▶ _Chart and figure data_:
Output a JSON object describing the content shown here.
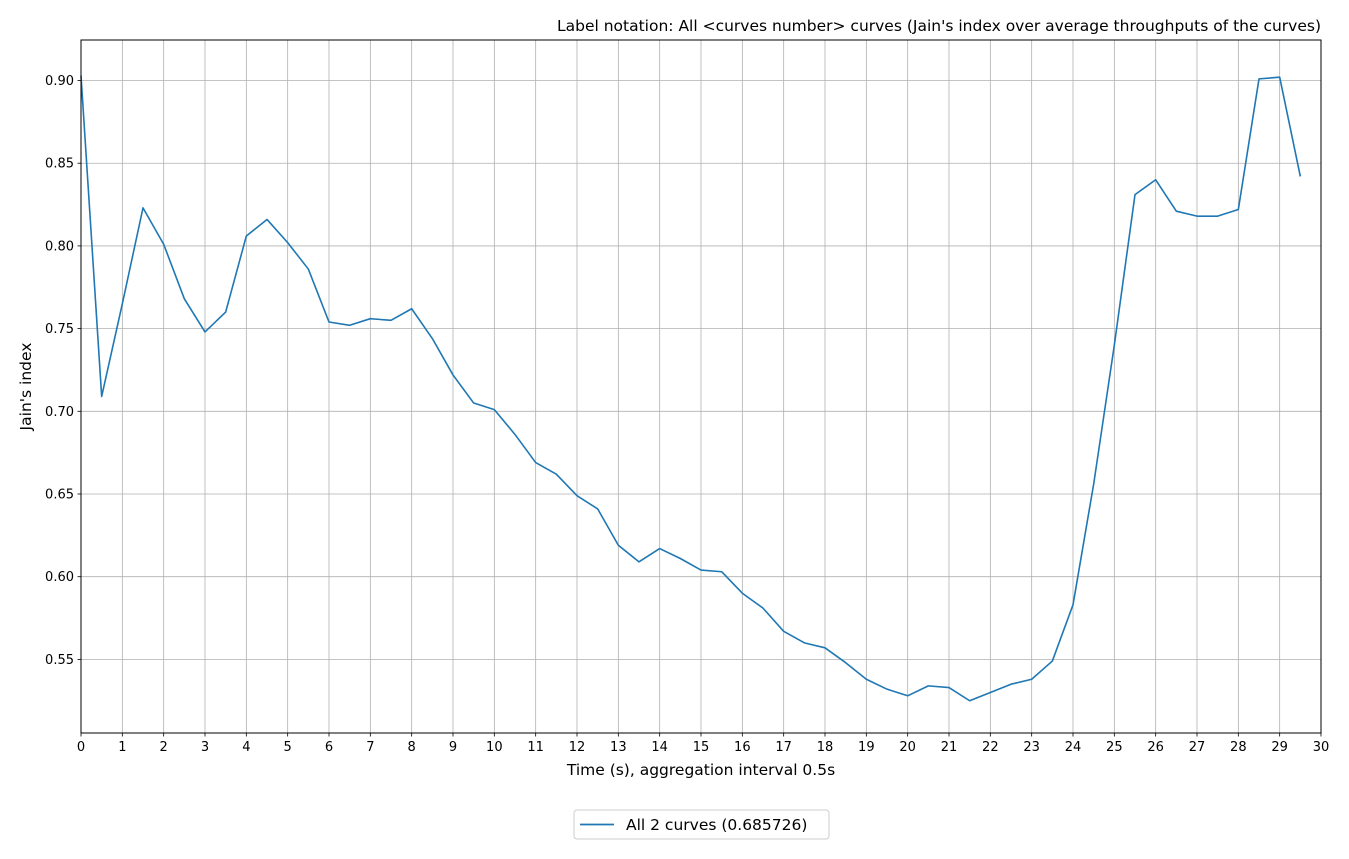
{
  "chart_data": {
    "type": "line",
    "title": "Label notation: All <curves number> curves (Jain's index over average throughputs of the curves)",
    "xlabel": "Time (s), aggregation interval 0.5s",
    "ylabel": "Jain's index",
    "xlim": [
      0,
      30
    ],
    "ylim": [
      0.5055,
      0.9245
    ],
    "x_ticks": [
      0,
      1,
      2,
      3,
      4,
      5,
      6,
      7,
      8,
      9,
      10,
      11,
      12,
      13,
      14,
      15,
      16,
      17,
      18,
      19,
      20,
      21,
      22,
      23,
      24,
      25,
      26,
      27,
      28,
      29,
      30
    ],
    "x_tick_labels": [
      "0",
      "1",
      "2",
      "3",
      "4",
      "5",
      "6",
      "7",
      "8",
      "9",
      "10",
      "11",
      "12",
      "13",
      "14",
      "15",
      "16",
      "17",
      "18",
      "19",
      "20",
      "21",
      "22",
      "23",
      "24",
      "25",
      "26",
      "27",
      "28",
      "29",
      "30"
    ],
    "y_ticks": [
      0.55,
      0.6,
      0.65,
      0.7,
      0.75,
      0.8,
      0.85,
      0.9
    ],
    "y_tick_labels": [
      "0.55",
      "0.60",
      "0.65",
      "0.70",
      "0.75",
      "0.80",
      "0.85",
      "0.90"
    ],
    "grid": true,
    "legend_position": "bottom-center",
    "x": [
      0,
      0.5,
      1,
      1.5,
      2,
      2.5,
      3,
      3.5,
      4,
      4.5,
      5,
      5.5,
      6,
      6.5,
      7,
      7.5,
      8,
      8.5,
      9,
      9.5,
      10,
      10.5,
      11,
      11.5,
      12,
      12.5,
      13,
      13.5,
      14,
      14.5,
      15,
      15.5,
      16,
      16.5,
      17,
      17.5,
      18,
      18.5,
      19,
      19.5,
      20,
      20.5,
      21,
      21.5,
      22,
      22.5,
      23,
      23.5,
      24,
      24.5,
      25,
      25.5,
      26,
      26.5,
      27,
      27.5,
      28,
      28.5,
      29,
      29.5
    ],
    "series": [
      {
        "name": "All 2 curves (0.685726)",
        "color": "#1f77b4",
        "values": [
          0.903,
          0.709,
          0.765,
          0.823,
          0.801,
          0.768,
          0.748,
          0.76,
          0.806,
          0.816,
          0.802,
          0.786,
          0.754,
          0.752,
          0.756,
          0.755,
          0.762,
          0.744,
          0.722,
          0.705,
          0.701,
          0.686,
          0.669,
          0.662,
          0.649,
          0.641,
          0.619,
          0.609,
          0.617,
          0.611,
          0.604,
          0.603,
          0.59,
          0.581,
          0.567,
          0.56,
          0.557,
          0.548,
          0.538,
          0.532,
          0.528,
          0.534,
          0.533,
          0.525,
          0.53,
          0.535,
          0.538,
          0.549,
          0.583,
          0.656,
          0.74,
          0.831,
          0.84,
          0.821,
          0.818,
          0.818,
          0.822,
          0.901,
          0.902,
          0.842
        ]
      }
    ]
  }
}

▶ _Given request_: Spot every line that holds "index" and copy it.

▶ _Reply to the task_:
    "title": "Label notation: All <curves number> curves (Jain's index over average throughputs of the curves)",
    "ylabel": "Jain's index",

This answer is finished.